* [WHAT YOU WILL DO]: Retype every entry in its entirety, without alteration.
───── DATA SUPPLIED
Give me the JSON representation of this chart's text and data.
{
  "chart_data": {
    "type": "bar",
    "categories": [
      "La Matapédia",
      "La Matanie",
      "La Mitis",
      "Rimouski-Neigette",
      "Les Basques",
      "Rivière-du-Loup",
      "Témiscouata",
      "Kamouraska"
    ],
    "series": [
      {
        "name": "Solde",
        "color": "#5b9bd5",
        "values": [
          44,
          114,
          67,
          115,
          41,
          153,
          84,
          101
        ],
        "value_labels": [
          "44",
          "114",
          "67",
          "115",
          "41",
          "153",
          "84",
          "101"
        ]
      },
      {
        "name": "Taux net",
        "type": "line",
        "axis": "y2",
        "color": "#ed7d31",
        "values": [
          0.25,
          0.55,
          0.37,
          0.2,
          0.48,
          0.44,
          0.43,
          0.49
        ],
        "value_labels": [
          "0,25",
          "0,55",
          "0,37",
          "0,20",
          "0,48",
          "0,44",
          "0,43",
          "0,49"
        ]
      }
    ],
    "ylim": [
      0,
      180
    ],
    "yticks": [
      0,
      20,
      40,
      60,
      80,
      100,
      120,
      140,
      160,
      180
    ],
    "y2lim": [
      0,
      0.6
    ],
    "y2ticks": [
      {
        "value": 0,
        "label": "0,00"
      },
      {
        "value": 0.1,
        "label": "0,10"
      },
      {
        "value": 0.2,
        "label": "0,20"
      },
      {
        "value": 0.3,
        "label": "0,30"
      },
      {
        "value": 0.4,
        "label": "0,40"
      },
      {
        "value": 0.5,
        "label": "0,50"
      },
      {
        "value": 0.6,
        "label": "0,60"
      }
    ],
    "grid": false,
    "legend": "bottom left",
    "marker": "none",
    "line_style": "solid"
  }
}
──────────
* [SOLUTION TO THIS EXERCISE]:
Give me the JSON representation of this chart's text and data.
{
  "chart_data": {
    "type": "bar",
    "categories": [
      "La Matapédia",
      "La Matanie",
      "La Mitis",
      "Rimouski-Neigette",
      "Les Basques",
      "Rivière-du-Loup",
      "Témiscouata",
      "Kamouraska"
    ],
    "series": [
      {
        "name": "Solde",
        "color": "#5b9bd5",
        "values": [
          44,
          114,
          67,
          115,
          41,
          153,
          84,
          101
        ],
        "value_labels": [
          "44",
          "114",
          "67",
          "115",
          "41",
          "153",
          "84",
          "101"
        ]
      },
      {
        "name": "Taux net",
        "type": "line",
        "axis": "y2",
        "color": "#ed7d31",
        "values": [
          0.25,
          0.55,
          0.37,
          0.2,
          0.48,
          0.44,
          0.43,
          0.49
        ],
        "value_labels": [
          "0,25",
          "0,55",
          "0,37",
          "0,20",
          "0,48",
          "0,44",
          "0,43",
          "0,49"
        ]
      }
    ],
    "ylim": [
      0,
      180
    ],
    "yticks": [
      0,
      20,
      40,
      60,
      80,
      100,
      120,
      140,
      160,
      180
    ],
    "y2lim": [
      0,
      0.6
    ],
    "y2ticks": [
      {
        "value": 0,
        "label": "0,00"
      },
      {
        "value": 0.1,
        "label": "0,10"
      },
      {
        "value": 0.2,
        "label": "0,20"
      },
      {
        "value": 0.3,
        "label": "0,30"
      },
      {
        "value": 0.4,
        "label": "0,40"
      },
      {
        "value": 0.5,
        "label": "0,50"
      },
      {
        "value": 0.6,
        "label": "0,60"
      }
    ],
    "grid": false,
    "legend": "bottom left",
    "marker": "none",
    "line_style": "solid"
  }
}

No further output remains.